Stored records:
- - - - -
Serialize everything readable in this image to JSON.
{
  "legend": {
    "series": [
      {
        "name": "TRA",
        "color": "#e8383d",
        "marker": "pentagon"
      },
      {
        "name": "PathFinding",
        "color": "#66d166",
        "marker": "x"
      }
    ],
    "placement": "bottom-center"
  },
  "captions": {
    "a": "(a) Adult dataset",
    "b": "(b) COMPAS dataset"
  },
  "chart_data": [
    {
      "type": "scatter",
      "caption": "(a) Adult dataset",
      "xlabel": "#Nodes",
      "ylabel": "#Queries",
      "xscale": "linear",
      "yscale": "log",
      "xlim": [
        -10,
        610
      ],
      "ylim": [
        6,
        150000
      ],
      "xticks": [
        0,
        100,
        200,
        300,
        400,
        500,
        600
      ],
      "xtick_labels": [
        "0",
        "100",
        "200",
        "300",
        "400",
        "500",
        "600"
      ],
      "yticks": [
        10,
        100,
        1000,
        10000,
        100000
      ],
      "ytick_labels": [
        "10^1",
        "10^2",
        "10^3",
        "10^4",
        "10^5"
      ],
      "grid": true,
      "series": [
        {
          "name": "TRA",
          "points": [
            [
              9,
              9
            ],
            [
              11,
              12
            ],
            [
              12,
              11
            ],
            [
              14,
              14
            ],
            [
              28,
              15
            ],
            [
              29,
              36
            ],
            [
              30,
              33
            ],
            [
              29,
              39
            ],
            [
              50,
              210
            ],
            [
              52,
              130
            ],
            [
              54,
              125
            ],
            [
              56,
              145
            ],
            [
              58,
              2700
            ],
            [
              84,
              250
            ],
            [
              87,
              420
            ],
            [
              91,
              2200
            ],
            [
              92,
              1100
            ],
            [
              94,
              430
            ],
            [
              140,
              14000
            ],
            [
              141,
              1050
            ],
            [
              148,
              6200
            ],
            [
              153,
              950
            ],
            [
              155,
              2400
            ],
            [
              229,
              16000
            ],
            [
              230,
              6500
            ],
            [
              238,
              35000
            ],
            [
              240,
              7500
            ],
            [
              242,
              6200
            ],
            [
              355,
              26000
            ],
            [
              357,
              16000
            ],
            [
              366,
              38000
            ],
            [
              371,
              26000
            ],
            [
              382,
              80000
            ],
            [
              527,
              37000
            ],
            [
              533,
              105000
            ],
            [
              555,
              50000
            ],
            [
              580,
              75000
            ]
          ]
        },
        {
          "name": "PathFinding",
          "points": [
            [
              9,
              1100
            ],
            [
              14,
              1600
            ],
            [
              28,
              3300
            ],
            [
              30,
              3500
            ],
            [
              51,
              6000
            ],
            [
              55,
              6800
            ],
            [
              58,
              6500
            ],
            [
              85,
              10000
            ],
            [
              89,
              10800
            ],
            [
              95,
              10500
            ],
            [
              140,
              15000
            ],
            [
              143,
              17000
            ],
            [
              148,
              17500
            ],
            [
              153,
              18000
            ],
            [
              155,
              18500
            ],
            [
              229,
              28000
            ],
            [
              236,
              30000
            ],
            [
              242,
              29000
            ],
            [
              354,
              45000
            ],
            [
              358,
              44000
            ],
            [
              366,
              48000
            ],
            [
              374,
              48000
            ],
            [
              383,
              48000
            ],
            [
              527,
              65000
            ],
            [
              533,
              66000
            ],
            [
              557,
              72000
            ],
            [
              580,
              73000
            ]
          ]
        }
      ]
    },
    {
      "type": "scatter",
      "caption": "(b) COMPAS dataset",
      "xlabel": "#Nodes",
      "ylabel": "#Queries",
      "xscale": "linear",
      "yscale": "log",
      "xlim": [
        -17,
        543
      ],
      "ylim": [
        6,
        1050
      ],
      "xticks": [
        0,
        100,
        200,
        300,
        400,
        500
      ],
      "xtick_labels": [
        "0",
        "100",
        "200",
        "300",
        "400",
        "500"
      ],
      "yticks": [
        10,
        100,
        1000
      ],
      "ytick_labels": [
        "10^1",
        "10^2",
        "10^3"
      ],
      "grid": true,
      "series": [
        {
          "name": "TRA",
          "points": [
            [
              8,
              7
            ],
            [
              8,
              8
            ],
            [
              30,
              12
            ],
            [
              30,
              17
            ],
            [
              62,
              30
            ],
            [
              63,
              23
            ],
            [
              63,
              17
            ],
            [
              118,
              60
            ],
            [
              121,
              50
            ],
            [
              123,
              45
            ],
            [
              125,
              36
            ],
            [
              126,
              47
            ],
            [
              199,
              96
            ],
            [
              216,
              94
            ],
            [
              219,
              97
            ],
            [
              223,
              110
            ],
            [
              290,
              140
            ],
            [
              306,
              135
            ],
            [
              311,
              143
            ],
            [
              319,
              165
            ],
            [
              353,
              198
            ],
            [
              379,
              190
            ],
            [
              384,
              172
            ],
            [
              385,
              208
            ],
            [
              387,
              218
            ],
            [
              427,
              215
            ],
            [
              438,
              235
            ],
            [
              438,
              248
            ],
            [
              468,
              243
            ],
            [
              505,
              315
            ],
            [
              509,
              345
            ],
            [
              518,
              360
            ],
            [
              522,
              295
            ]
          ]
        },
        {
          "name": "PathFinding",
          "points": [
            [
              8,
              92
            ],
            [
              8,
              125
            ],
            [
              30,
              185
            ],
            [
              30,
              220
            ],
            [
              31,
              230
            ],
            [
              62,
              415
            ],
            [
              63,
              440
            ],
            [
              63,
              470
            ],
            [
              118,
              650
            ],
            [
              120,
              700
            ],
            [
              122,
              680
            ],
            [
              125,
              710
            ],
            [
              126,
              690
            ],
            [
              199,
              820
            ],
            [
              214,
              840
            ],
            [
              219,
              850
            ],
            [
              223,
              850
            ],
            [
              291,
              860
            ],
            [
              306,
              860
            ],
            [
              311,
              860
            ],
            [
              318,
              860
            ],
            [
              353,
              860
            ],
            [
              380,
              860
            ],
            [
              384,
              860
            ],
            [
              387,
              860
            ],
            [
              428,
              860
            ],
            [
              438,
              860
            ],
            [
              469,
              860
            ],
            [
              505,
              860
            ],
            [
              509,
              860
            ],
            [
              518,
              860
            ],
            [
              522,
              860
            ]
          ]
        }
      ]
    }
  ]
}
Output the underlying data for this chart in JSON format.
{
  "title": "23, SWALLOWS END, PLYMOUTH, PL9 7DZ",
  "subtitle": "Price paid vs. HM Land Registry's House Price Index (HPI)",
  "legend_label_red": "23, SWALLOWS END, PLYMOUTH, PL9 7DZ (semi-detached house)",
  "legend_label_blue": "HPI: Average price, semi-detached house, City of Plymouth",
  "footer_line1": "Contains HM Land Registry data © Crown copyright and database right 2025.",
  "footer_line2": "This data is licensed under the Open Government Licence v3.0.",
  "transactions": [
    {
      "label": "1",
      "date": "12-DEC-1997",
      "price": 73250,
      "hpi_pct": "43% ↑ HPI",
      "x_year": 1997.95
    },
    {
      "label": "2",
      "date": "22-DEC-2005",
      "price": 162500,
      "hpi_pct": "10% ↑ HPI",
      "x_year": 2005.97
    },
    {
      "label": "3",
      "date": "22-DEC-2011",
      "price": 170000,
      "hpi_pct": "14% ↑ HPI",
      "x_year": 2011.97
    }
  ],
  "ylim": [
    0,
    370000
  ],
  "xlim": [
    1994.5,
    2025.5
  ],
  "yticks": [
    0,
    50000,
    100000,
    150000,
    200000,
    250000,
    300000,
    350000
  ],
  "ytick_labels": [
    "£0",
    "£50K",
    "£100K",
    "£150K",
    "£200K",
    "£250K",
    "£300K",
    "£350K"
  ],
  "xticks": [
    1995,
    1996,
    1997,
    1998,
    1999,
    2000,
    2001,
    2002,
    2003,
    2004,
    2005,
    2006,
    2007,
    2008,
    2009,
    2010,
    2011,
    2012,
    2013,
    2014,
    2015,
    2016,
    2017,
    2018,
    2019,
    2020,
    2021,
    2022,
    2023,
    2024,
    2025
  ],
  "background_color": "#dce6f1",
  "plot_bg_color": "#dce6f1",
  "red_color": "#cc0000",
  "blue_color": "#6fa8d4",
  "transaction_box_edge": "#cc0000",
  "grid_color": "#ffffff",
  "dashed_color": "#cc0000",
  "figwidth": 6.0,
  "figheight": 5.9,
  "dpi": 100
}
- - - - -
Written request
Quote exactly and only the lines from the one holding "Output the underlying" through the end of the data.

Answer to this task
Output the underlying data for this chart in JSON format.
{
  "title": "23, SWALLOWS END, PLYMOUTH, PL9 7DZ",
  "subtitle": "Price paid vs. HM Land Registry's House Price Index (HPI)",
  "legend_label_red": "23, SWALLOWS END, PLYMOUTH, PL9 7DZ (semi-detached house)",
  "legend_label_blue": "HPI: Average price, semi-detached house, City of Plymouth",
  "footer_line1": "Contains HM Land Registry data © Crown copyright and database right 2025.",
  "footer_line2": "This data is licensed under the Open Government Licence v3.0.",
  "transactions": [
    {
      "label": "1",
      "date": "12-DEC-1997",
      "price": 73250,
      "hpi_pct": "43% ↑ HPI",
      "x_year": 1997.95
    },
    {
      "label": "2",
      "date": "22-DEC-2005",
      "price": 162500,
      "hpi_pct": "10% ↑ HPI",
      "x_year": 2005.97
    },
    {
      "label": "3",
      "date": "22-DEC-2011",
      "price": 170000,
      "hpi_pct": "14% ↑ HPI",
      "x_year": 2011.97
    }
  ],
  "ylim": [
    0,
    370000
  ],
  "xlim": [
    1994.5,
    2025.5
  ],
  "yticks": [
    0,
    50000,
    100000,
    150000,
    200000,
    250000,
    300000,
    350000
  ],
  "ytick_labels": [
    "£0",
    "£50K",
    "£100K",
    "£150K",
    "£200K",
    "£250K",
    "£300K",
    "£350K"
  ],
  "xticks": [
    1995,
    1996,
    1997,
    1998,
    1999,
    2000,
    2001,
    2002,
    2003,
    2004,
    2005,
    2006,
    2007,
    2008,
    2009,
    2010,
    2011,
    2012,
    2013,
    2014,
    2015,
    2016,
    2017,
    2018,
    2019,
    2020,
    2021,
    2022,
    2023,
    2024,
    2025
  ],
  "background_color": "#dce6f1",
  "plot_bg_color": "#dce6f1",
  "red_color": "#cc0000",
  "blue_color": "#6fa8d4",
  "transaction_box_edge": "#cc0000",
  "grid_color": "#ffffff",
  "dashed_color": "#cc0000",
  "figwidth": 6.0,
  "figheight": 5.9,
  "dpi": 100
}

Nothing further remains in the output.